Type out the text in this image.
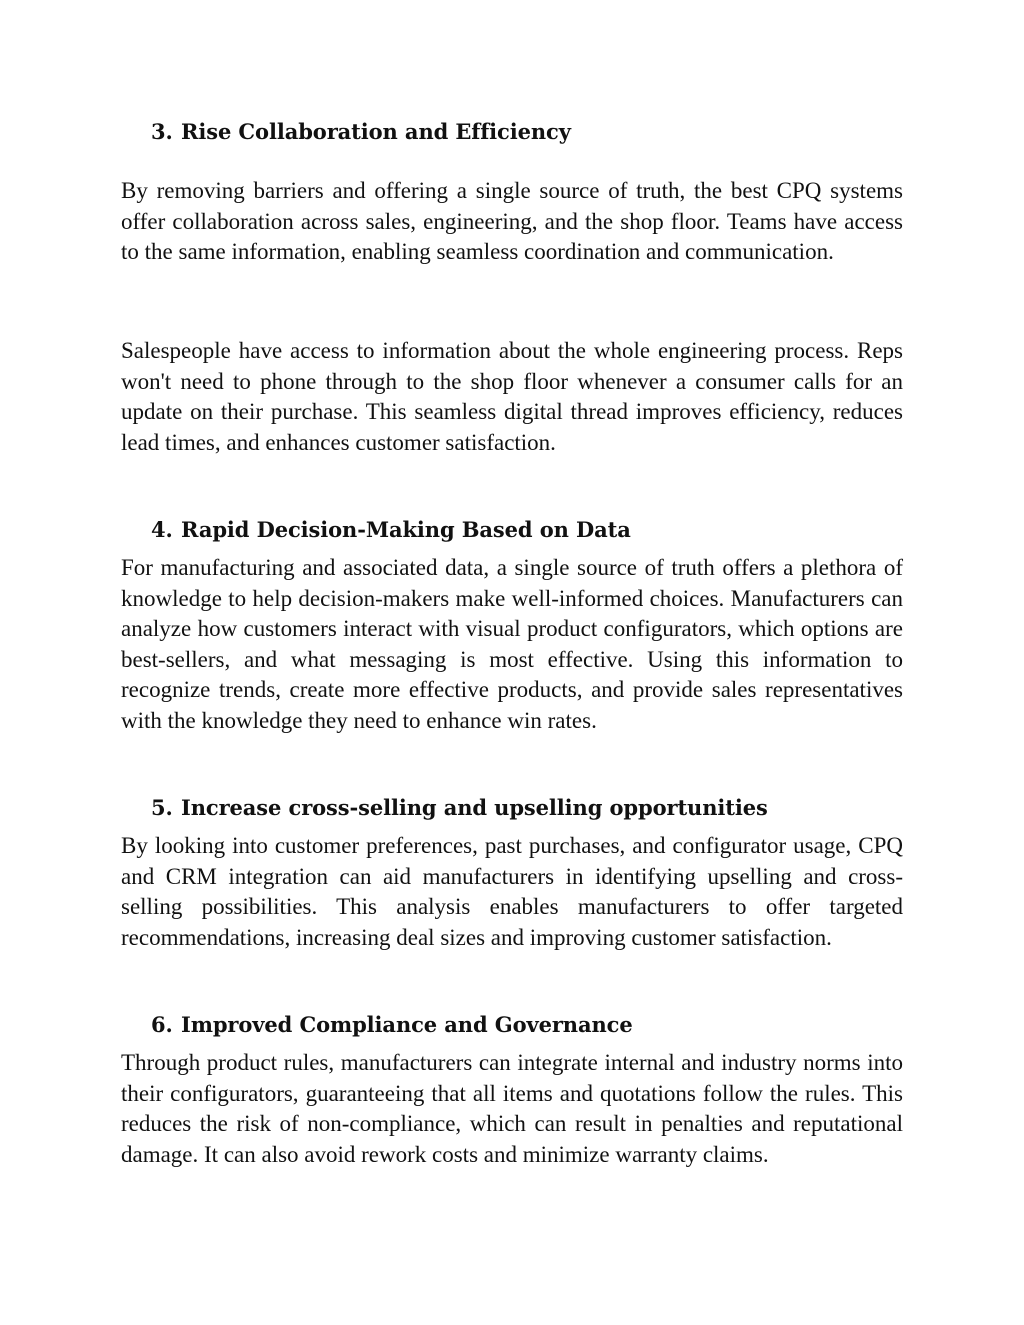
3. Rise Collaboration and Efficiency

By removing barriers and offering a single source of truth, the best CPQ systems offer collaboration across sales, engineering, and the shop floor. Teams have access to the same information, enabling seamless coordination and communication.

Salespeople have access to information about the whole engineering process. Reps won't need to phone through to the shop floor whenever a consumer calls for an update on their purchase. This seamless digital thread improves efficiency, reduces lead times, and enhances customer satisfaction.

4. Rapid Decision-Making Based on Data

For manufacturing and associated data, a single source of truth offers a plethora of knowledge to help decision-makers make well-informed choices. Manufacturers can analyze how customers interact with visual product configurators, which options are best-sellers, and what messaging is most effective. Using this information to recognize trends, create more effective products, and provide sales representatives with the knowledge they need to enhance win rates.

5. Increase cross-selling and upselling opportunities

By looking into customer preferences, past purchases, and configurator usage, CPQ and CRM integration can aid manufacturers in identifying upselling and cross-selling possibilities. This analysis enables manufacturers to offer targeted recommendations, increasing deal sizes and improving customer satisfaction.

6. Improved Compliance and Governance

Through product rules, manufacturers can integrate internal and industry norms into their configurators, guaranteeing that all items and quotations follow the rules. This reduces the risk of non-compliance, which can result in penalties and reputational damage. It can also avoid rework costs and minimize warranty claims.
▬▬▬▬▬▬▬▬▬▬
→ **TO BE DONE**: Word for word, quote the full listing, omitting every picture.

→ **TASK ANSWER**:
Type out the text in this image.
3. Rise Collaboration and Efficiency

By removing barriers and offering a single source of truth, the best CPQ systems offer collaboration across sales, engineering, and the shop floor. Teams have access to the same information, enabling seamless coordination and communication.

Salespeople have access to information about the whole engineering process. Reps won't need to phone through to the shop floor whenever a consumer calls for an update on their purchase. This seamless digital thread improves efficiency, reduces lead times, and enhances customer satisfaction.

4. Rapid Decision-Making Based on Data

For manufacturing and associated data, a single source of truth offers a plethora of knowledge to help decision-makers make well-informed choices. Manufacturers can analyze how customers interact with visual product configurators, which options are best-sellers, and what messaging is most effective. Using this information to recognize trends, create more effective products, and provide sales representatives with the knowledge they need to enhance win rates.

5. Increase cross-selling and upselling opportunities

By looking into customer preferences, past purchases, and configurator usage, CPQ and CRM integration can aid manufacturers in identifying upselling and cross-selling possibilities. This analysis enables manufacturers to offer targeted recommendations, increasing deal sizes and improving customer satisfaction.

6. Improved Compliance and Governance

Through product rules, manufacturers can integrate internal and industry norms into their configurators, guaranteeing that all items and quotations follow the rules. This reduces the risk of non-compliance, which can result in penalties and reputational damage. It can also avoid rework costs and minimize warranty claims.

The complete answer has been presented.